Records excerpted from a collection:
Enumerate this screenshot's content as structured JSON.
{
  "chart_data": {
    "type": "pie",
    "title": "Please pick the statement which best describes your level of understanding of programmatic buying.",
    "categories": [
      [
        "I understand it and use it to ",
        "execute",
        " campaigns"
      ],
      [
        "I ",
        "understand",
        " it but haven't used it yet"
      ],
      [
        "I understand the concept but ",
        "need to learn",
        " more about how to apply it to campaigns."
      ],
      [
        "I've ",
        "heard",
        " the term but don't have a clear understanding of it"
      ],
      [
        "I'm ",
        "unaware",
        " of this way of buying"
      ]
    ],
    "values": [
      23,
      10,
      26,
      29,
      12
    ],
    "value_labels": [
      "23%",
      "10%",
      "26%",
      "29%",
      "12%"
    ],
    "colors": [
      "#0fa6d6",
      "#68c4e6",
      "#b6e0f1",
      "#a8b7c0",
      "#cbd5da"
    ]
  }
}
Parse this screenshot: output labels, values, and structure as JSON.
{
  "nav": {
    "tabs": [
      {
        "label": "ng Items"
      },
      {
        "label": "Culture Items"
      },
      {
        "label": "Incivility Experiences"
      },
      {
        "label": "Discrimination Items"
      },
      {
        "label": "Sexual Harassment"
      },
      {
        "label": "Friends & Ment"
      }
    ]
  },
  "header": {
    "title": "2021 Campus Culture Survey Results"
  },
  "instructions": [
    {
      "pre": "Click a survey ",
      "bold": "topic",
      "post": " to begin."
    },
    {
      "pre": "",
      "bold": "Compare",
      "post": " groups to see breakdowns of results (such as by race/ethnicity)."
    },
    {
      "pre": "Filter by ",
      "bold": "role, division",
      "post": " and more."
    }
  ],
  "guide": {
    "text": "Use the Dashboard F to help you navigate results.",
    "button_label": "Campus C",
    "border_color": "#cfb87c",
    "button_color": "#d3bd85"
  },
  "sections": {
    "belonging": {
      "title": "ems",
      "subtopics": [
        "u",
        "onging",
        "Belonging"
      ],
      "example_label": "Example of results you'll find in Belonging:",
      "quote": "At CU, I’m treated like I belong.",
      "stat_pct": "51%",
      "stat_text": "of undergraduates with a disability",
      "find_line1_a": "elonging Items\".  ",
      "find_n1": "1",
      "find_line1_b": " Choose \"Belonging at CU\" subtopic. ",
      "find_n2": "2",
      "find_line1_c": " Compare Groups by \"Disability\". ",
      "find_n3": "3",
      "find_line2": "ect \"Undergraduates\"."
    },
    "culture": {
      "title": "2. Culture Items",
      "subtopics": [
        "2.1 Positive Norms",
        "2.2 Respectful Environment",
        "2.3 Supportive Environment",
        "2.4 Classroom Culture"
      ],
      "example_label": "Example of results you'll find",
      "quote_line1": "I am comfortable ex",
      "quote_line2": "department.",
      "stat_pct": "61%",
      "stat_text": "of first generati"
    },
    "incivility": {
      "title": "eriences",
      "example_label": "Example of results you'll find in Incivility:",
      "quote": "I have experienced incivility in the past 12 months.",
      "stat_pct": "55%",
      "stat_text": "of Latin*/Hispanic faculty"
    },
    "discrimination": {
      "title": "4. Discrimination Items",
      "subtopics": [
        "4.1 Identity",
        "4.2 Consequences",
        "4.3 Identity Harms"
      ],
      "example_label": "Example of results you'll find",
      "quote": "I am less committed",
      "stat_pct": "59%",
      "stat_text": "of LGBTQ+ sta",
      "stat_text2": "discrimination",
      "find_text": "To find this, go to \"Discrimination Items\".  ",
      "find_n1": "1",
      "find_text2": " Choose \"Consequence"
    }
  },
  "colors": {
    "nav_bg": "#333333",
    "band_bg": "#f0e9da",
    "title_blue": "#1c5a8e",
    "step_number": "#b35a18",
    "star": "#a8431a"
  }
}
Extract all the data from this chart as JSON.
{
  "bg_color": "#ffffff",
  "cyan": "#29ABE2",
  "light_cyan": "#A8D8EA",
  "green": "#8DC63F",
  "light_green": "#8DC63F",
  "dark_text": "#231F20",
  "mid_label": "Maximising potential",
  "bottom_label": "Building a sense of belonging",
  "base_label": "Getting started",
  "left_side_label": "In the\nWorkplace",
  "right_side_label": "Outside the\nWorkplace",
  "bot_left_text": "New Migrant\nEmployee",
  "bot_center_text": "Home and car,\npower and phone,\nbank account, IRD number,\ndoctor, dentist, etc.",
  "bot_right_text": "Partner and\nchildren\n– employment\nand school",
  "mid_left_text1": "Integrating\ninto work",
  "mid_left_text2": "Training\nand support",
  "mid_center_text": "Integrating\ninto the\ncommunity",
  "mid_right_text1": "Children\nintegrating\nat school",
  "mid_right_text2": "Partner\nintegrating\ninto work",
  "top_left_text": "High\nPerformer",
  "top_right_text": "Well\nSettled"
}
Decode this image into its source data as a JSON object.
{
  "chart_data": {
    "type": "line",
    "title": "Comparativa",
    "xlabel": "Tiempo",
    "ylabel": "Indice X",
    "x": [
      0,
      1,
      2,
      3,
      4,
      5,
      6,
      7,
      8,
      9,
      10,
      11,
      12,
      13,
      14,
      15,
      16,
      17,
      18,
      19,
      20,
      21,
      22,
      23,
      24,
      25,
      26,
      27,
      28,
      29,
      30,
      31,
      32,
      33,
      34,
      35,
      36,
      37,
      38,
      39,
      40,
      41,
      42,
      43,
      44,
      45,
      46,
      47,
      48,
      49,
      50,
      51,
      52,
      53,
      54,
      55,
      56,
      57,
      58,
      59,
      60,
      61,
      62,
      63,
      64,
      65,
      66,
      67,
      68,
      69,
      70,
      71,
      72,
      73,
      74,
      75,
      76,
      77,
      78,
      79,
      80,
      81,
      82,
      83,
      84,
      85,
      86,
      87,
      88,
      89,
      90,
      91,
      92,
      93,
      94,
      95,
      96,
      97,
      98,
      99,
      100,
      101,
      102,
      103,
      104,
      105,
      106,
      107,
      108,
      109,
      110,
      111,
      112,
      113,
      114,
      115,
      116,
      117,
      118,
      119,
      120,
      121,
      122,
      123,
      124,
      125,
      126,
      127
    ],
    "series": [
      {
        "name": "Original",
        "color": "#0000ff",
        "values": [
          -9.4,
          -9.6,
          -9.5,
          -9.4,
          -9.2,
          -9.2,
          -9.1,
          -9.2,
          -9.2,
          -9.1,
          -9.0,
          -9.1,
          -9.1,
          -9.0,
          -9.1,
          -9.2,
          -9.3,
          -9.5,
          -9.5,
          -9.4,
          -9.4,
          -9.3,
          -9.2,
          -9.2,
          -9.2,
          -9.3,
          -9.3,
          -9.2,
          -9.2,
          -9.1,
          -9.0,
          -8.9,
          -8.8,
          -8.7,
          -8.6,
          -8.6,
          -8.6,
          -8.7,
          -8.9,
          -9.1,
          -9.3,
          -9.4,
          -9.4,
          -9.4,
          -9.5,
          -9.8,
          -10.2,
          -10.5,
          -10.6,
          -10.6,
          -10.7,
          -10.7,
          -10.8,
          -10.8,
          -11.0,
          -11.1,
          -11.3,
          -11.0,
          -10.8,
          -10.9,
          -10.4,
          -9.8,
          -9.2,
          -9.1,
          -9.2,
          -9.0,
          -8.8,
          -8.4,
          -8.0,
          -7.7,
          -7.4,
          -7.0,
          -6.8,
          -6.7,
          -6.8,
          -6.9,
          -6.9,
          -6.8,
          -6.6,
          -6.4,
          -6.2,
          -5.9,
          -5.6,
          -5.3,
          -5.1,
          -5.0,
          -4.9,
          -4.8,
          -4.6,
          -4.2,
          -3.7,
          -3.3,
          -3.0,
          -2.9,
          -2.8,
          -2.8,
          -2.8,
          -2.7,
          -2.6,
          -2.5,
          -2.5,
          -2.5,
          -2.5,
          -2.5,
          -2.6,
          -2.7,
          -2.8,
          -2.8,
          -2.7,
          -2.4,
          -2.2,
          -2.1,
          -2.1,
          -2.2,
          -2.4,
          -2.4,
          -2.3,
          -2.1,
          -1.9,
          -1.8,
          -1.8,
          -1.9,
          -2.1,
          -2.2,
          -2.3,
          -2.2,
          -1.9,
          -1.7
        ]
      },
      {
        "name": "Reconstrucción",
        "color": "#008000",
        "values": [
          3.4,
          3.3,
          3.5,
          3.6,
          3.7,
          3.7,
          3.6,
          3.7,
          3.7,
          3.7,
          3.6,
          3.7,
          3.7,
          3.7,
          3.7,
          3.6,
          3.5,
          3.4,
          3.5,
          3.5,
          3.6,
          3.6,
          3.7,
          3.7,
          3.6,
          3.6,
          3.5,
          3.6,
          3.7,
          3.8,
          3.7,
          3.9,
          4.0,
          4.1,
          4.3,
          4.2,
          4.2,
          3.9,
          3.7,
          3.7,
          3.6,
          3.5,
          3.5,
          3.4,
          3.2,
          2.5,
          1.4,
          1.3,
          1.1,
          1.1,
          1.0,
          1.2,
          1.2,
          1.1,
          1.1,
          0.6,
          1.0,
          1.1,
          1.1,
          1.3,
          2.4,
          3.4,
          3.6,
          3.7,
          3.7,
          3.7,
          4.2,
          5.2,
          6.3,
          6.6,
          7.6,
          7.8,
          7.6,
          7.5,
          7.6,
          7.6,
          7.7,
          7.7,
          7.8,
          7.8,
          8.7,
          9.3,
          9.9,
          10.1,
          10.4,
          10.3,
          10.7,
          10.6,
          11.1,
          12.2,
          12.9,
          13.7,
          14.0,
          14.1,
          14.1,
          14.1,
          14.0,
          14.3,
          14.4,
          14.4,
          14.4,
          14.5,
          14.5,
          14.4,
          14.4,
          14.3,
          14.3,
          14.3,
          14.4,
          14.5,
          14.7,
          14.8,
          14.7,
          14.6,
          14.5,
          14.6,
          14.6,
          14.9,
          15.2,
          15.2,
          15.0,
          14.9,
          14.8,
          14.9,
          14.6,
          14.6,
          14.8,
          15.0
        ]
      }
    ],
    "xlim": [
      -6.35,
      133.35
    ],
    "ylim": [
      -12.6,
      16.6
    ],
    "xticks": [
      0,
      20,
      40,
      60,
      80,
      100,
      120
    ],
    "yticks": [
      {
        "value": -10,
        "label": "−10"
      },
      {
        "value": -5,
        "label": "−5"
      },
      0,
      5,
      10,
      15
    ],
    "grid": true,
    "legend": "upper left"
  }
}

■ REQUIREMENTS
Show all lines from the listing above in which "post" appears.

■ ANSWER TO THE PROBLEM
      "post": " to begin."
      "post": " groups to see breakdowns of results (such as by race/ethnicity)."
      "post": " and more."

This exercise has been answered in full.